#### TRECHO DE ORIGEM:
:::::
A responsabilidade civil do Estado é tema central do direito contemporâneo. Convém lembrar que a matéria, no Brasil, sempre esteve em boas mãos doutrinárias. No começo do século passado tivemos a obra de Amaro Cavalcanti, publicada em 1904. Depois, em 1944, tivemos o clássico de Aguiar Dias. Há cerca de trinta anos, o livro de Yussef Said Cahali. Mais recentemente temos as reflexões, sofisticadas e consistentes, de Juarez Freitas e dos autores que de certo modo dialogam com suas pesquisas. Além, é claro, das contribuições valiosas de autores variados, brasileiros ou não, que com suas pesquisas fazem o conhecimento acerca da responsabilidade civil do Estado ascender nesse ou naquele ponto.
Não temos no Brasil uma lei que trate do tema com generalidade. A responsabilidade civil do Estado navega, através dos séculos, mais nas águas da jurisprudência (e da doutrina) do que propriamente da lei.. Nesse contexto, Barbosa Moreira lembra que há temas, como a responsabilidade civil do Estado e o abuso de direito, em que os avanços não vieram da lei nem da doutrina, mas da jurisprudência. Talvez não seja exagero afirmar que uma nova responsabilidade civil está sendo criada, talvez seja o momento de sistematizar as diretrizes atuais da matéria, à luz da jurisprudência formada nos últimos anos.
Os problemas (e as soluções) que a responsabilidade civil do Estado enfrenta, hoje, são diferentes daqueles dos séculos anteriores. A velocidade da informação, as novas tecnologias, o perfil plural da sociedade atual, o crescimento da violência urbana, são apenas algumas das novas questões que chegam, diariamente, aos tribunais, e redefinem o contorno do direito dos danos, sobretudo no que diz respeito aos deveres que cabem ao Estado. Cabe lembrar que o tema da responsabilidade civil do Estado se situa atualmente no campo de discussão teórica sobre a tutela dos direitos fundamentais. A teoria dos direitos fundamentais, a força normativa dos princípios (e sua aplicação direta às relações privadas), a funcionalização social dos conceitos e categorias, a priorização das situações existenciais em relação às patrimoniais, a repulsa ao abuso de direito, tudo isso ajuda a construir a teoria da responsabilidade civil do Estado no século XXI.
A responsabilidade civil do Estado é, neste início de século, um tema sedutor e fascinante. Há vastas polêmicas, na doutrina e na jurisprudência, e mesmo o que parece pacífico não é (sem esquecer a advertência de Perelman de que muitas vezes a clareza da norma significa apenas falta de imaginação do intérprete). Chamamos atenção para as ondulações, teóricas e jurisprudenciais, acerca do tema, com exemplos. Há, também, como dissemos, aspectos teóricos relevantes. A quarta fase ou geração na responsabilidade civil do Estado apresenta, segundo cremos, repercussões hermenêuticas consideráveis. O princípio da proteção impõe ao Estado um dever de agir qualificado e proporcional.
:::::
#### REGISTROS ARMAZENADOS:
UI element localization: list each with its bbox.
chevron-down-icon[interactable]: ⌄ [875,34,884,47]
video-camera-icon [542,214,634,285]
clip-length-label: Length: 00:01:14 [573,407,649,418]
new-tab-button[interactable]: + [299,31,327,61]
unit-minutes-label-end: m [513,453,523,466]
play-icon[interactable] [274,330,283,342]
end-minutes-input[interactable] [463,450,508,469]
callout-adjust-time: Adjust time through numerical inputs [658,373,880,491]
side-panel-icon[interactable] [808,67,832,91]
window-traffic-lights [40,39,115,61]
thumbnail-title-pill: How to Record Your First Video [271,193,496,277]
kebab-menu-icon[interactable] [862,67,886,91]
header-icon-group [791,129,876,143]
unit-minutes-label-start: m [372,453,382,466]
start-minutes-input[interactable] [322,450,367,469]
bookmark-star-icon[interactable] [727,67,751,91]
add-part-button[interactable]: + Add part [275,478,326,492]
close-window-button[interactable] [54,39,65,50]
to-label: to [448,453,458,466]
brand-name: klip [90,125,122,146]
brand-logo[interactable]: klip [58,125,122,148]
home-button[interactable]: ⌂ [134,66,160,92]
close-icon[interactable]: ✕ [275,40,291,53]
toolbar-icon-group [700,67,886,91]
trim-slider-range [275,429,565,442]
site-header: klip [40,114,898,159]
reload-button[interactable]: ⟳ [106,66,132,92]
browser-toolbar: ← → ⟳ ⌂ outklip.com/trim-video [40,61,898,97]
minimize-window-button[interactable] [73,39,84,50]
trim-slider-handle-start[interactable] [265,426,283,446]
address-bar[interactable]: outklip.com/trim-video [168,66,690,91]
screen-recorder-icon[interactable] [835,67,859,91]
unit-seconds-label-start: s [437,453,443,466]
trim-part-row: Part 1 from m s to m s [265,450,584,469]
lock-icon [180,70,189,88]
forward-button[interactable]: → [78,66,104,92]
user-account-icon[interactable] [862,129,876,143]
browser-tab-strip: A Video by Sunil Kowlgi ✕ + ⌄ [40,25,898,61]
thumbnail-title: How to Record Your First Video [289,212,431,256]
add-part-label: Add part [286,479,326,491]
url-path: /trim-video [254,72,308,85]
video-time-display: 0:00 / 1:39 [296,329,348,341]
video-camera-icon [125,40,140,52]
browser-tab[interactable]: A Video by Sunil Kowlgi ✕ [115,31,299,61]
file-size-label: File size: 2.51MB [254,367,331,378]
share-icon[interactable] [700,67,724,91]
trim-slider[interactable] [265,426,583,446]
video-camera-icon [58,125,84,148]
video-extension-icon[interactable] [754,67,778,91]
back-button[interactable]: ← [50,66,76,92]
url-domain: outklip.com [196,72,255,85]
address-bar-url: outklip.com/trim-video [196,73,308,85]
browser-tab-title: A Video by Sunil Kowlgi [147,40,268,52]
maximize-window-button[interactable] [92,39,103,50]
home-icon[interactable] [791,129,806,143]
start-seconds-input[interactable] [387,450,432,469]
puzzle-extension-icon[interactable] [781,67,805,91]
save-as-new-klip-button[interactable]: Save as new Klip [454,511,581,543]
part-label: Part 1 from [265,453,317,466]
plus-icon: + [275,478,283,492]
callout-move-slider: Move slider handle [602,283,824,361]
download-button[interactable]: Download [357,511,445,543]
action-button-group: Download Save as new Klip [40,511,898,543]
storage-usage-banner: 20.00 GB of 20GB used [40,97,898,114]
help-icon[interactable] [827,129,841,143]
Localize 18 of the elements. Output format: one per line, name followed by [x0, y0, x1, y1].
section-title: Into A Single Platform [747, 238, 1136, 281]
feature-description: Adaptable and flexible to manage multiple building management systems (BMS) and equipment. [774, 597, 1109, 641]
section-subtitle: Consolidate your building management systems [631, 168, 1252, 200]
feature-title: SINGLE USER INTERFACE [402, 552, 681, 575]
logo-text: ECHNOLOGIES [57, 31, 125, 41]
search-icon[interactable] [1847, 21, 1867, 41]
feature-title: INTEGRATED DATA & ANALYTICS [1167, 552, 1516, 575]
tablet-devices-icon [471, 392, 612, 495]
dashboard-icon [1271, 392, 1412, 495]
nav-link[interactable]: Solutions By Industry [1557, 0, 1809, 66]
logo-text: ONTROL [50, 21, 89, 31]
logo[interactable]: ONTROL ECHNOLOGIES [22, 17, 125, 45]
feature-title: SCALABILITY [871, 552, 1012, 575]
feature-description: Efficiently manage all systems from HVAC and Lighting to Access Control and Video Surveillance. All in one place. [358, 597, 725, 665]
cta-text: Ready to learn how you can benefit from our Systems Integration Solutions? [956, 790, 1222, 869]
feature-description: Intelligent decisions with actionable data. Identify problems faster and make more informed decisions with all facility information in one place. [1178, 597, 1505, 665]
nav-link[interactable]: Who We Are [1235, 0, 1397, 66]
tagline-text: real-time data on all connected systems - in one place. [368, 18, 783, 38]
:::::
#### OBJETIVOS PROPOSTOS:
**1.** Transcreva na íntegra a parte do texto sobre a responsabilidade civil do Estado que vai de "A responsabilidade civil do Estado é, neste" até "qualificado e proporcional.".
**2.** No texto sobre a responsabilidade civil do Estado, em que ano foi publicada a obra de Amaro Cavalcanti?

#### RESPOSTAS POR TAREFA:
**1.**
A responsabilidade civil do Estado é, neste início de século, um tema sedutor e fascinante. Há vastas polêmicas, na doutrina e na jurisprudência, e mesmo o que parece pacífico não é (sem esquecer a advertência de Perelman de que muitas vezes a clareza da norma significa apenas falta de imaginação do intérprete). Chamamos atenção para as ondulações, teóricas e jurisprudenciais, acerca do tema, com exemplos. Há, também, como dissemos, aspectos teóricos relevantes. A quarta fase ou geração na responsabilidade civil do Estado apresenta, segundo cremos, repercussões hermenêuticas consideráveis. O princípio da proteção impõe ao Estado um dever de agir qualificado e proporcional.

**2.** Em 1904.